Print all the entries verbatim.

::::::::

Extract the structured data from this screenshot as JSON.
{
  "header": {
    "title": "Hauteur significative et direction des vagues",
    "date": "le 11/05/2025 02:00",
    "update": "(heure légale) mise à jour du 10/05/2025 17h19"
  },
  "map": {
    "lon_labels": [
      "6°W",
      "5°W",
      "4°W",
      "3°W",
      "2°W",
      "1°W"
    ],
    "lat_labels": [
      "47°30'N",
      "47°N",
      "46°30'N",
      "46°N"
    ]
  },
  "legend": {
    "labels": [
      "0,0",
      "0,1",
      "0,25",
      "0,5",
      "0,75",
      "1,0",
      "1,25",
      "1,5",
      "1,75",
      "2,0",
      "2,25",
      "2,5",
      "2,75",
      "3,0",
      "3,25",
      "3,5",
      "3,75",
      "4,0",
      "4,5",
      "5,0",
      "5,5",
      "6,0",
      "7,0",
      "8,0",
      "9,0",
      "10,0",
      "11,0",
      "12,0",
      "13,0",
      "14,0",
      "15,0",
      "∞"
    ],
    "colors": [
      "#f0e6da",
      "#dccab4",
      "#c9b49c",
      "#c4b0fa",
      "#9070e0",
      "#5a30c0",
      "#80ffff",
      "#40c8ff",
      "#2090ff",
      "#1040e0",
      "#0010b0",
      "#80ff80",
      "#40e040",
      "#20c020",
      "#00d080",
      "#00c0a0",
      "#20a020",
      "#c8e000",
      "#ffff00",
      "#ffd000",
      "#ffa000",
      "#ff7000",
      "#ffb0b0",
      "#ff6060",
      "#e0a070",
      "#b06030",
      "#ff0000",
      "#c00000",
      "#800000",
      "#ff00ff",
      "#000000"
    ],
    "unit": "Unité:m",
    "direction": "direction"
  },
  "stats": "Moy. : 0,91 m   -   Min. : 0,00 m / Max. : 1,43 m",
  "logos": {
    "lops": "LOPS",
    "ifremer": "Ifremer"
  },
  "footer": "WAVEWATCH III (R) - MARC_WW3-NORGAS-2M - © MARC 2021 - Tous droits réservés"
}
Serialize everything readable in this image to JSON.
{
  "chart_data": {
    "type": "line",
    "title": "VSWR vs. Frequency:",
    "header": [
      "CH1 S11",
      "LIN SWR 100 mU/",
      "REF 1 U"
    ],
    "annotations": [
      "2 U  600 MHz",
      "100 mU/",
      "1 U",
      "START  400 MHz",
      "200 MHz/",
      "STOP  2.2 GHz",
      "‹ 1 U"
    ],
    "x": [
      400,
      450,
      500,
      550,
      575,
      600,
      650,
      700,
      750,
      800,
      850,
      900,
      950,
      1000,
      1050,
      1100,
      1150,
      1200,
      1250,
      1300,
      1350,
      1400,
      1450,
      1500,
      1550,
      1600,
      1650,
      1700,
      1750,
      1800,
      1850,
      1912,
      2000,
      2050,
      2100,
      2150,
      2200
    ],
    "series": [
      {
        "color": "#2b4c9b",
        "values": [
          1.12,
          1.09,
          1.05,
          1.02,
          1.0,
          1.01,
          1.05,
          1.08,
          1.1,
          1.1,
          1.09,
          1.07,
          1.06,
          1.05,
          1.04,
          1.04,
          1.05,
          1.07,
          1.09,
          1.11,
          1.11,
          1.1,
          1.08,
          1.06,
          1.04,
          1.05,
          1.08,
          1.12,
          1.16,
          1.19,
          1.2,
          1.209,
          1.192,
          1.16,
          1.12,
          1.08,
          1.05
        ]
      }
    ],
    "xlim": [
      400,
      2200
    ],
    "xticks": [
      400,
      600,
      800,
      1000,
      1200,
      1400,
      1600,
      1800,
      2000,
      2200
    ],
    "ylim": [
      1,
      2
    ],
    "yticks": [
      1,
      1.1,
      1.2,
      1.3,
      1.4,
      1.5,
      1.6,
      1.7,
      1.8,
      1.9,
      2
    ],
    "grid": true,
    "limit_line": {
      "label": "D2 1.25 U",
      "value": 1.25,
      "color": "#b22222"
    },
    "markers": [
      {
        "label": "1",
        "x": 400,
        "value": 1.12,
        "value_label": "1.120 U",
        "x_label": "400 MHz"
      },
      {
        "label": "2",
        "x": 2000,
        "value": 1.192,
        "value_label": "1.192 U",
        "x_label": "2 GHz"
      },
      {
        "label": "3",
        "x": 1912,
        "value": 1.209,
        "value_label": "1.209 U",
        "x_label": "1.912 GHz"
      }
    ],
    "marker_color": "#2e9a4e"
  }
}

::::::::

• [ANSWER TO THE PROBLEM]:
Extract the structured data from this screenshot as JSON.
{
  "header": {
    "title": "Hauteur significative et direction des vagues",
    "date": "le 11/05/2025 02:00",
    "update": "(heure légale) mise à jour du 10/05/2025 17h19"
  },
  "map": {
    "lon_labels": [
      "6°W",
      "5°W",
      "4°W",
      "3°W",
      "2°W",
      "1°W"
    ],
    "lat_labels": [
      "47°30'N",
      "47°N",
      "46°30'N",
      "46°N"
    ]
  },
  "legend": {
    "labels": [
      "0,0",
      "0,1",
      "0,25",
      "0,5",
      "0,75",
      "1,0",
      "1,25",
      "1,5",
      "1,75",
      "2,0",
      "2,25",
      "2,5",
      "2,75",
      "3,0",
      "3,25",
      "3,5",
      "3,75",
      "4,0",
      "4,5",
      "5,0",
      "5,5",
      "6,0",
      "7,0",
      "8,0",
      "9,0",
      "10,0",
      "11,0",
      "12,0",
      "13,0",
      "14,0",
      "15,0",
      "∞"
    ],
    "colors": [
      "#f0e6da",
      "#dccab4",
      "#c9b49c",
      "#c4b0fa",
      "#9070e0",
      "#5a30c0",
      "#80ffff",
      "#40c8ff",
      "#2090ff",
      "#1040e0",
      "#0010b0",
      "#80ff80",
      "#40e040",
      "#20c020",
      "#00d080",
      "#00c0a0",
      "#20a020",
      "#c8e000",
      "#ffff00",
      "#ffd000",
      "#ffa000",
      "#ff7000",
      "#ffb0b0",
      "#ff6060",
      "#e0a070",
      "#b06030",
      "#ff0000",
      "#c00000",
      "#800000",
      "#ff00ff",
      "#000000"
    ],
    "unit": "Unité:m",
    "direction": "direction"
  },
  "stats": "Moy. : 0,91 m   -   Min. : 0,00 m / Max. : 1,43 m",
  "logos": {
    "lops": "LOPS",
    "ifremer": "Ifremer"
  },
  "footer": "WAVEWATCH III (R) - MARC_WW3-NORGAS-2M - © MARC 2021 - Tous droits réservés"
}
Serialize everything readable in this image to JSON.
{
  "chart_data": {
    "type": "line",
    "title": "VSWR vs. Frequency:",
    "header": [
      "CH1 S11",
      "LIN SWR 100 mU/",
      "REF 1 U"
    ],
    "annotations": [
      "2 U  600 MHz",
      "100 mU/",
      "1 U",
      "START  400 MHz",
      "200 MHz/",
      "STOP  2.2 GHz",
      "‹ 1 U"
    ],
    "x": [
      400,
      450,
      500,
      550,
      575,
      600,
      650,
      700,
      750,
      800,
      850,
      900,
      950,
      1000,
      1050,
      1100,
      1150,
      1200,
      1250,
      1300,
      1350,
      1400,
      1450,
      1500,
      1550,
      1600,
      1650,
      1700,
      1750,
      1800,
      1850,
      1912,
      2000,
      2050,
      2100,
      2150,
      2200
    ],
    "series": [
      {
        "color": "#2b4c9b",
        "values": [
          1.12,
          1.09,
          1.05,
          1.02,
          1.0,
          1.01,
          1.05,
          1.08,
          1.1,
          1.1,
          1.09,
          1.07,
          1.06,
          1.05,
          1.04,
          1.04,
          1.05,
          1.07,
          1.09,
          1.11,
          1.11,
          1.1,
          1.08,
          1.06,
          1.04,
          1.05,
          1.08,
          1.12,
          1.16,
          1.19,
          1.2,
          1.209,
          1.192,
          1.16,
          1.12,
          1.08,
          1.05
        ]
      }
    ],
    "xlim": [
      400,
      2200
    ],
    "xticks": [
      400,
      600,
      800,
      1000,
      1200,
      1400,
      1600,
      1800,
      2000,
      2200
    ],
    "ylim": [
      1,
      2
    ],
    "yticks": [
      1,
      1.1,
      1.2,
      1.3,
      1.4,
      1.5,
      1.6,
      1.7,
      1.8,
      1.9,
      2
    ],
    "grid": true,
    "limit_line": {
      "label": "D2 1.25 U",
      "value": 1.25,
      "color": "#b22222"
    },
    "markers": [
      {
        "label": "1",
        "x": 400,
        "value": 1.12,
        "value_label": "1.120 U",
        "x_label": "400 MHz"
      },
      {
        "label": "2",
        "x": 2000,
        "value": 1.192,
        "value_label": "1.192 U",
        "x_label": "2 GHz"
      },
      {
        "label": "3",
        "x": 1912,
        "value": 1.209,
        "value_label": "1.209 U",
        "x_label": "1.912 GHz"
      }
    ],
    "marker_color": "#2e9a4e"
  }
}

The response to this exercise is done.